*What you have to do*
Go through the listing and return every line with "Asia" in it.

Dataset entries
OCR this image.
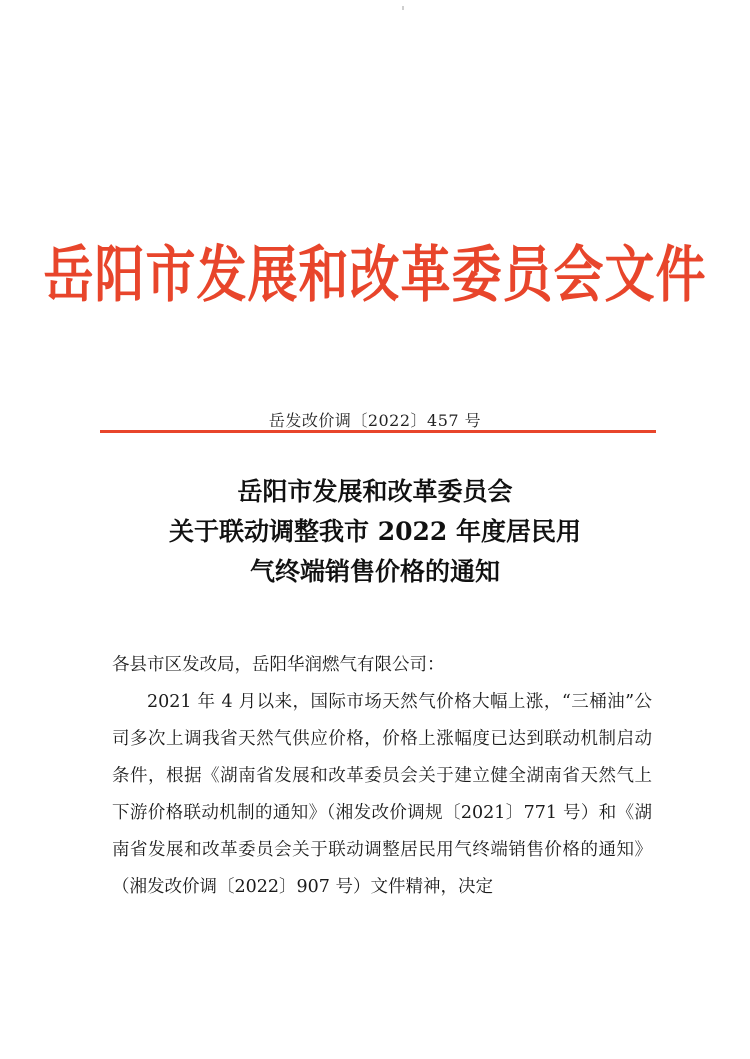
岳阳市发展和改革委员会文件
岳发改价调〔2022〕457 号
岳阳市发展和改革委员会
关于联动调整我市 2022 年度居民用
气终端销售价格的通知
各县市区发改局，岳阳华润燃气有限公司：
2021 年 4 月以来，国际市场天然气价格大幅上涨，“三桶油”公司多次上调我省天然气供应价格，价格上涨幅度已达到联动机制启动条件，根据《湖南省发展和改革委员会关于建立健全湖南省天然气上下游价格联动机制的通知》（湘发改价调规〔2021〕771 号）和《湖南省发展和改革委员会关于联动调整居民用气终端销售价格的通知》（湘发改价调〔2022〕907 号）文件精神，决定
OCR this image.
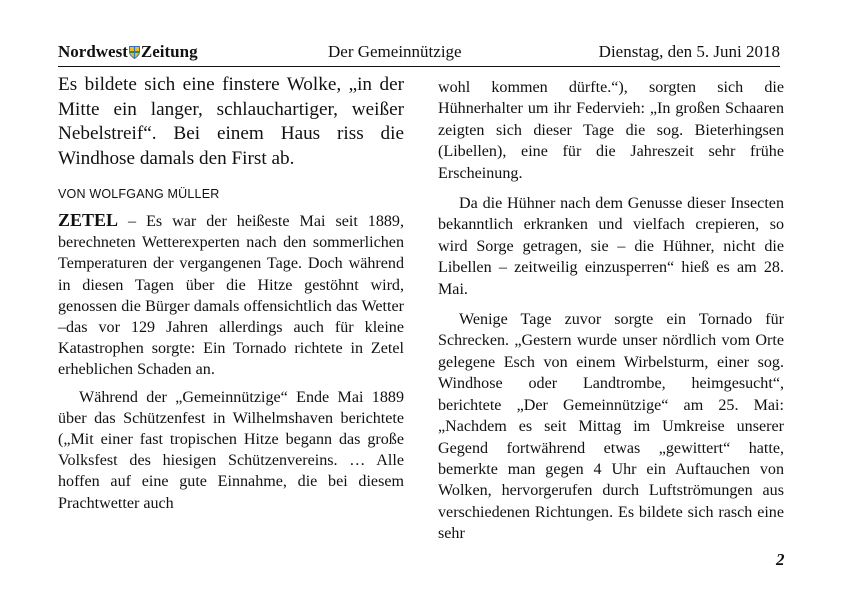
Nordwest Zeitung	Der Gemeinnützige	Dienstag, den 5. Juni 2018

Es bildete sich eine finstere Wolke, „in der Mitte ein langer, schlauchartiger, weißer Nebelstreif“. Bei einem Haus riss die Windhose damals den First ab.

VON WOLFGANG MÜLLER

ZETEL – Es war der heißeste Mai seit 1889, berechneten Wetterexperten nach den sommerlichen Temperaturen der vergangenen Tage. Doch während in diesen Tagen über die Hitze gestöhnt wird, genossen die Bürger damals offensichtlich das Wetter –das vor 129 Jahren allerdings auch für kleine Katastrophen sorgte: Ein Tornado richtete in Zetel erheblichen Schaden an.

Während der „Gemeinnützige“ Ende Mai 1889 über das Schützenfest in Wilhelmshaven berichtete („Mit einer fast tropischen Hitze begann das große Volksfest des hiesigen Schützenvereins. … Alle hoffen auf eine gute Einnahme, die bei diesem Prachtwetter auch

wohl kommen dürfte.“), sorgten sich die Hühnerhalter um ihr Federvieh: „In großen Schaaren zeigten sich dieser Tage die sog. Bieterhingsen (Libellen), eine für die Jahreszeit sehr frühe Erscheinung.

Da die Hühner nach dem Genusse dieser Insecten bekanntlich erkranken und vielfach crepieren, so wird Sorge getragen, sie – die Hühner, nicht die Libellen – zeitweilig einzusperren“ hieß es am 28. Mai.

Wenige Tage zuvor sorgte ein Tornado für Schrecken. „Gestern wurde unser nördlich vom Orte gelegene Esch von einem Wirbelsturm, einer sog. Windhose oder Landtrombe, heimgesucht“, berichtete „Der Gemeinnützige“ am 25. Mai: „Nachdem es seit Mittag im Umkreise unserer Gegend fortwährend etwas „gewittert“ hatte, bemerkte man gegen 4 Uhr ein Auftauchen von Wolken, hervorgerufen durch Luftströmungen aus verschiedenen Richtungen. Es bildete sich rasch eine sehr

2
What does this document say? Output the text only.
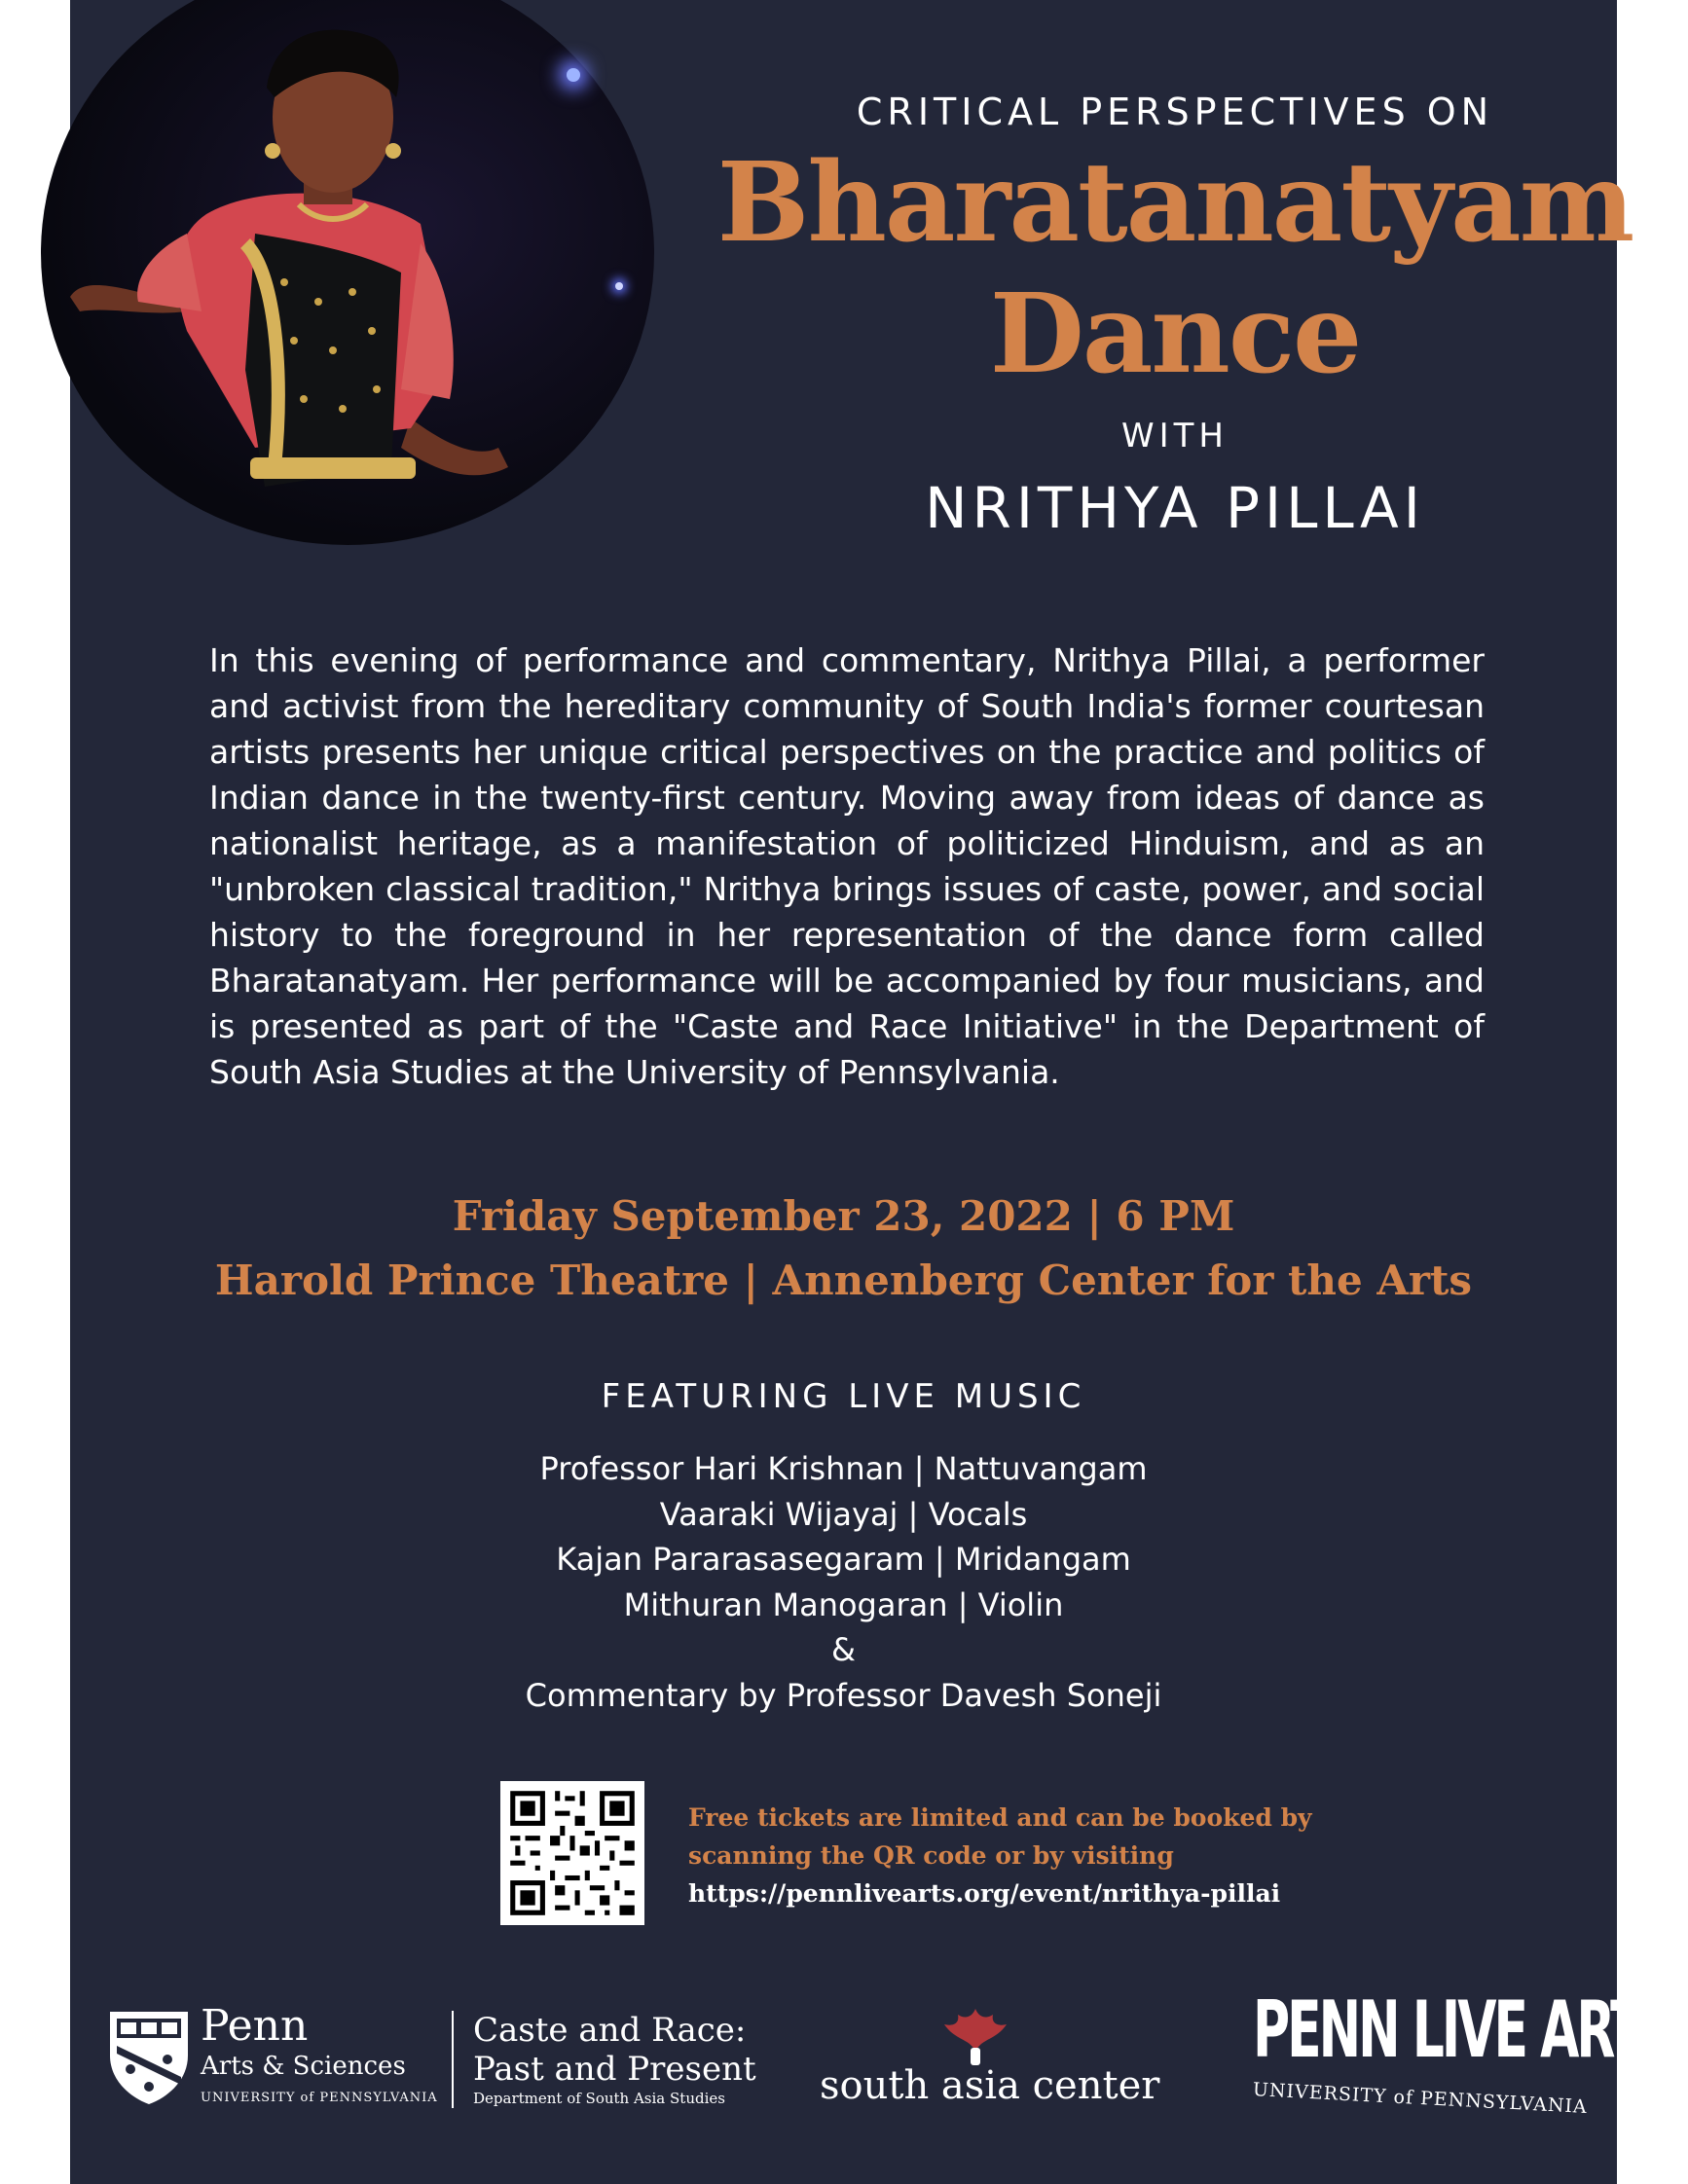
CRITICAL PERSPECTIVES ON
Bharatanatyam
Dance
WITH
NRITHYA PILLAI
In this evening of performance and commentary, Nrithya Pillai, a performer and activist from the hereditary community of South India's former courtesan artists presents her unique critical perspectives on the practice and politics of Indian dance in the twenty-first century. Moving away from ideas of dance as nationalist heritage, as a manifestation of politicized Hinduism, and as an "unbroken classical tradition," Nrithya brings issues of caste, power, and social history to the foreground in her representation of the dance form called Bharatanatyam. Her performance will be accompanied by four musicians, and is presented as part of the "Caste and Race Initiative" in the Department of South Asia Studies at the University of Pennsylvania.
Friday September 23, 2022 | 6 PM
Harold Prince Theatre | Annenberg Center for the Arts
FEATURING LIVE MUSIC
Professor Hari Krishnan | Nattuvangam
Vaaraki Wijayaj | Vocals
Kajan Pararasasegaram | Mridangam
Mithuran Manogaran | Violin
&
Commentary by Professor Davesh Soneji
Free tickets are limited and can be booked by
scanning the QR code or by visiting
https://pennlivearts.org/event/nrithya-pillai
Penn
Arts & Sciences
UNIVERSITY of PENNSYLVANIA
Caste and Race:
Past and Present
Department of South Asia Studies	south asia center
PENN LIVE ARTS
UNIVERSITY of PENNSYLVANIA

*Task answer*
In this evening of performance and commentary, Nrithya Pillai, a performer and activist from the hereditary community of South India's former courtesan artists presents her unique critical perspectives on the practice and politics of Indian dance in the twenty-first century. Moving away from ideas of dance as nationalist heritage, as a manifestation of politicized Hinduism, and as an "unbroken classical tradition," Nrithya brings issues of caste, power, and social history to the foreground in her representation of the dance form called Bharatanatyam. Her performance will be accompanied by four musicians, and is presented as part of the "Caste and Race Initiative" in the Department of South Asia Studies at the University of Pennsylvania.
Department of South Asia Studies	south asia center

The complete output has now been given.